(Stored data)
====
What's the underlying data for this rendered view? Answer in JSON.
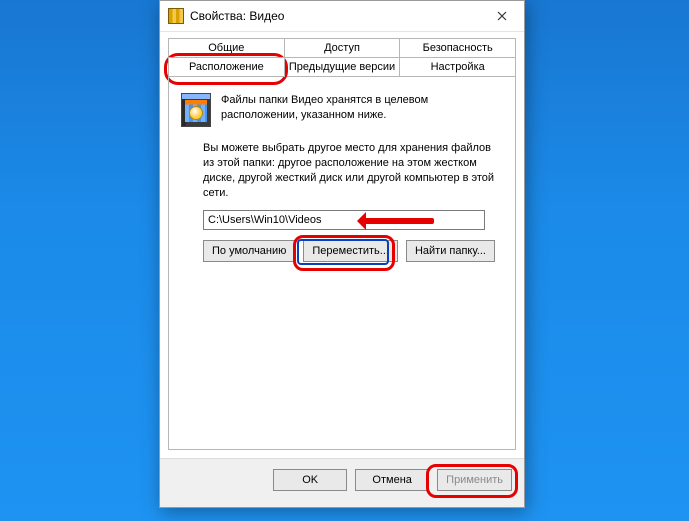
{
  "window": {
    "title": "Свойства: Видео"
  },
  "tabs": {
    "row1": [
      "Общие",
      "Доступ",
      "Безопасность"
    ],
    "row2": [
      "Расположение",
      "Предыдущие версии",
      "Настройка"
    ],
    "active": "Расположение"
  },
  "panel": {
    "intro": "Файлы папки Видео хранятся в целевом расположении, указанном ниже.",
    "desc": "Вы можете выбрать другое место для хранения файлов из этой папки: другое расположение на этом жестком диске, другой жесткий диск или другой компьютер в этой сети.",
    "path": "C:\\Users\\Win10\\Videos",
    "btn_default": "По умолчанию",
    "btn_move": "Переместить...",
    "btn_find": "Найти папку..."
  },
  "footer": {
    "ok": "OK",
    "cancel": "Отмена",
    "apply": "Применить"
  }
}
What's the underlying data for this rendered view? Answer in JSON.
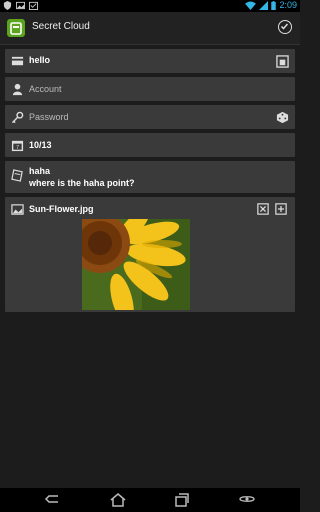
====
**WHAT IS BEING ASKED**
Give the entries again word for word, but skip the pictures.

**ANSWER TO THIS EXERCISE**
What's the underlying data for this rendered view? Answer in JSON.
{
  "window": {
    "title": "Свойства: Видео"
  },
  "tabs": {
    "row1": [
      "Общие",
      "Доступ",
      "Безопасность"
    ],
    "row2": [
      "Расположение",
      "Предыдущие версии",
      "Настройка"
    ],
    "active": "Расположение"
  },
  "panel": {
    "intro": "Файлы папки Видео хранятся в целевом расположении, указанном ниже.",
    "desc": "Вы можете выбрать другое место для хранения файлов из этой папки: другое расположение на этом жестком диске, другой жесткий диск или другой компьютер в этой сети.",
    "path": "C:\\Users\\Win10\\Videos",
    "btn_default": "По умолчанию",
    "btn_move": "Переместить...",
    "btn_find": "Найти папку..."
  },
  "footer": {
    "ok": "OK",
    "cancel": "Отмена",
    "apply": "Применить"
  }
}
What's the underlying data for this rendered view? Answer in JSON.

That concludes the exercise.